» Instruction:
Look through the records below and collect all lines that hold the string "JSON".

» Data to use:
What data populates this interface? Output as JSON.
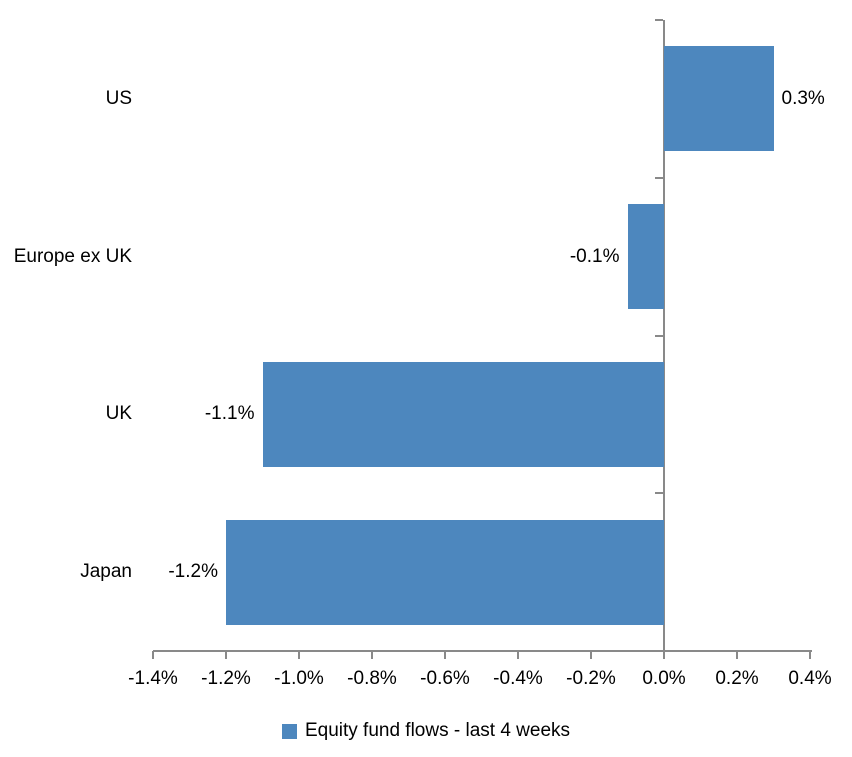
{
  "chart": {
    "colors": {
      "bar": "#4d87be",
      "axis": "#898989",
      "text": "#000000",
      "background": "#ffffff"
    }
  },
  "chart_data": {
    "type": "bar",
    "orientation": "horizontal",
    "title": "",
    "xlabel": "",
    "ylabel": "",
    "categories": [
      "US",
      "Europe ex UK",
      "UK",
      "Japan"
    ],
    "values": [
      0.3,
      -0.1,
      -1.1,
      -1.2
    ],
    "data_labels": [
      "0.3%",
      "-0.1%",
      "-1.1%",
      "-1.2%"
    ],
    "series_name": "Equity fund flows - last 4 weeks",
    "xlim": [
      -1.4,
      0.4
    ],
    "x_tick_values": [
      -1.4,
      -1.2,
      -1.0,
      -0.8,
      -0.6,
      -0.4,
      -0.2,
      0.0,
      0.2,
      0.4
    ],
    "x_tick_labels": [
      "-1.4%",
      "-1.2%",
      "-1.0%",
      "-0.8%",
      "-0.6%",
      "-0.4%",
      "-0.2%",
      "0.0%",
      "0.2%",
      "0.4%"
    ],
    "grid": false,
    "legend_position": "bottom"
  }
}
...
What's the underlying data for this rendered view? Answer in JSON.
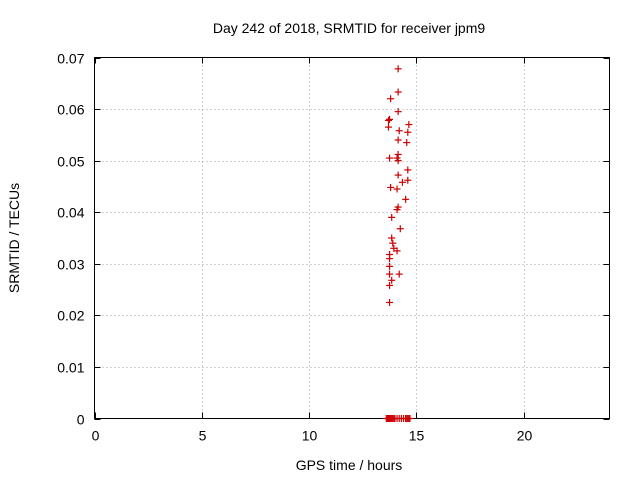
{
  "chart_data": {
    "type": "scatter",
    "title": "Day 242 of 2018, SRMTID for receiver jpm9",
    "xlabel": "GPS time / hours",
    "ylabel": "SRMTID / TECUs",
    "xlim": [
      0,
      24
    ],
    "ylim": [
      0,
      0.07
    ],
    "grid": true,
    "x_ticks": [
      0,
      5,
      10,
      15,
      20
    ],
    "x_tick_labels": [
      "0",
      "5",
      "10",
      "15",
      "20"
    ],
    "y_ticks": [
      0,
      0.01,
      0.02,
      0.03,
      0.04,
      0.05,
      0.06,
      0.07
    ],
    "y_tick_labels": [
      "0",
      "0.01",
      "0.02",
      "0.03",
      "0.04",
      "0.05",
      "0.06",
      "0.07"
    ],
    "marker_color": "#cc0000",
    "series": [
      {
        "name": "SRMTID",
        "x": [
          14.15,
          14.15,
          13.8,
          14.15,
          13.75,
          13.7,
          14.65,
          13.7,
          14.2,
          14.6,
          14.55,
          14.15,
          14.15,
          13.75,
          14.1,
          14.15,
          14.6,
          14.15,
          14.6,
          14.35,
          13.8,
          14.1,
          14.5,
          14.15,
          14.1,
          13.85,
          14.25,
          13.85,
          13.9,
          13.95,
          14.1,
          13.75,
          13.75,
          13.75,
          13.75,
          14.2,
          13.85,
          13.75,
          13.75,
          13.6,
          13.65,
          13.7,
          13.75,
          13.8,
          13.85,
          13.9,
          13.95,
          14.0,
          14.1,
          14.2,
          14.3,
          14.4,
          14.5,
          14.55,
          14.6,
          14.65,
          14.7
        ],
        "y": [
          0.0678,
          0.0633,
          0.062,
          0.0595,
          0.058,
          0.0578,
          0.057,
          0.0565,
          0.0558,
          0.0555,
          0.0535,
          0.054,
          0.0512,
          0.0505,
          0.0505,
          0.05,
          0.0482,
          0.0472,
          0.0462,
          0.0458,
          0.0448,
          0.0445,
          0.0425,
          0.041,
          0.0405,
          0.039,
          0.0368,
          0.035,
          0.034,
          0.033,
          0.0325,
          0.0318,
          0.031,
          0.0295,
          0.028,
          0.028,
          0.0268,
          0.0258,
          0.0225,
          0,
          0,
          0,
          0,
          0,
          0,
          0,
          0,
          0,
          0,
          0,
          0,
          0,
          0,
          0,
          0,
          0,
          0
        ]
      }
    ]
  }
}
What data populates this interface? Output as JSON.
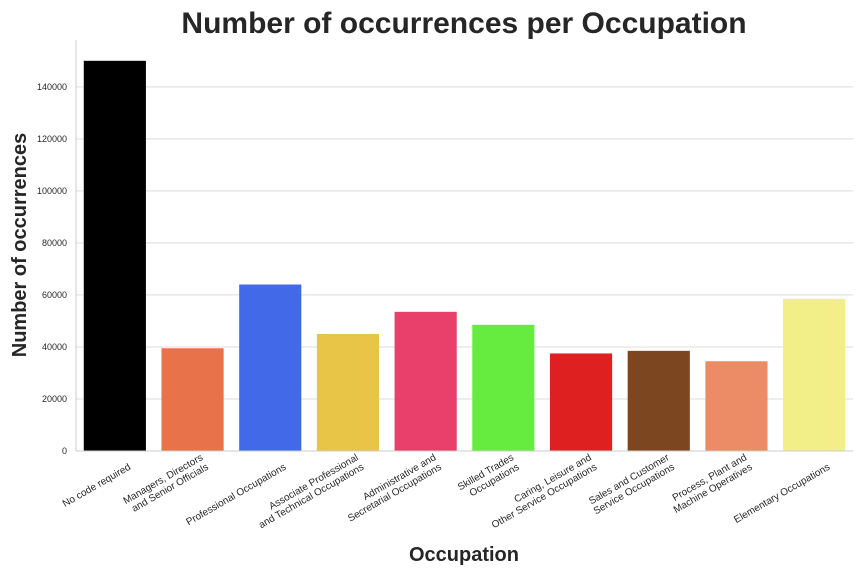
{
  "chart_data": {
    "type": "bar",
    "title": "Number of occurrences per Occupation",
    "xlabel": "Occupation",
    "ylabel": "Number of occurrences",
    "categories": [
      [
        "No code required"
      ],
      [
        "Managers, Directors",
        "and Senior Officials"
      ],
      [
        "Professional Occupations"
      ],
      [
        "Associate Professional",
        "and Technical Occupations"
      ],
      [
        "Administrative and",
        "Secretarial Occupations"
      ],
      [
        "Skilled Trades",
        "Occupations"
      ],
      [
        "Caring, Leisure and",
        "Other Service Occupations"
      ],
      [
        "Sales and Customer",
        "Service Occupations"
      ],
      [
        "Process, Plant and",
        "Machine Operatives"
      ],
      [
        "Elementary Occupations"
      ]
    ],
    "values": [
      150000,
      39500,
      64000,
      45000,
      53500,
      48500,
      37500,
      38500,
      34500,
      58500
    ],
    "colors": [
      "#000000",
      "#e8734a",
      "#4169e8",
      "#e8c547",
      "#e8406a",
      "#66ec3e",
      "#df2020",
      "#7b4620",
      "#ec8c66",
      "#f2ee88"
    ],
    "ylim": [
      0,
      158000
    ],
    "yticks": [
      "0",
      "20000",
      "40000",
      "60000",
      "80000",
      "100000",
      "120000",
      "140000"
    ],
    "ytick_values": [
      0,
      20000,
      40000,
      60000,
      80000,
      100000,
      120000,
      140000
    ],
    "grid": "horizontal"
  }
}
...
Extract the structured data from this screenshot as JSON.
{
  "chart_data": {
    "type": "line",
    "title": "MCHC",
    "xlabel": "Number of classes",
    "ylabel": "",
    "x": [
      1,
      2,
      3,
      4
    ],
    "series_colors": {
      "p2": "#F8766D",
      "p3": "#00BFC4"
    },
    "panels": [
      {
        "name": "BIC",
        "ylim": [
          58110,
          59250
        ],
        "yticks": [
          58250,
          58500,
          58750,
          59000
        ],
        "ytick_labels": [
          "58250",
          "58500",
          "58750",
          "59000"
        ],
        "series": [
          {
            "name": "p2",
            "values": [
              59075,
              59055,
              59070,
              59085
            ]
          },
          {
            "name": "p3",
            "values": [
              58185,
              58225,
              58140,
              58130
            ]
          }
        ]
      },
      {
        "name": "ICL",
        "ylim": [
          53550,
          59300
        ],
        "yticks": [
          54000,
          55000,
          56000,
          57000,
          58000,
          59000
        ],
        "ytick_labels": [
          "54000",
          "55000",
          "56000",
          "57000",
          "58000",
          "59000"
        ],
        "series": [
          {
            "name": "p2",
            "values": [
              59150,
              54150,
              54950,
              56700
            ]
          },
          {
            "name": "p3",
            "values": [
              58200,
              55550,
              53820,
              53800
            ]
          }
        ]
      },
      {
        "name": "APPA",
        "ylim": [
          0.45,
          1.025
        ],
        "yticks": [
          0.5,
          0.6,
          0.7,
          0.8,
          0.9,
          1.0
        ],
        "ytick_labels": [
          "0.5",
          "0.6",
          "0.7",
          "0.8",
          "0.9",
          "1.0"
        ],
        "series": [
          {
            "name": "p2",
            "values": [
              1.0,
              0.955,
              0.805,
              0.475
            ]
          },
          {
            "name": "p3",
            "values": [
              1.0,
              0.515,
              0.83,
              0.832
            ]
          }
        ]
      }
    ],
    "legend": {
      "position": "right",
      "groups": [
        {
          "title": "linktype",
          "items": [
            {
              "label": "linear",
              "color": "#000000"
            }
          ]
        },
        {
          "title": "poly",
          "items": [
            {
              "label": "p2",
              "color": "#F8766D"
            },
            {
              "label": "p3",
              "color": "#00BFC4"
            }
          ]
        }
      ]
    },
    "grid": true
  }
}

» Correct response:
What data populates this interface? Output as JSON.
What's the underlying data for this rendered view? Answer in JSON.
What data populates this interface? Output as JSON.
Extract the structured data from this screenshot as JSON.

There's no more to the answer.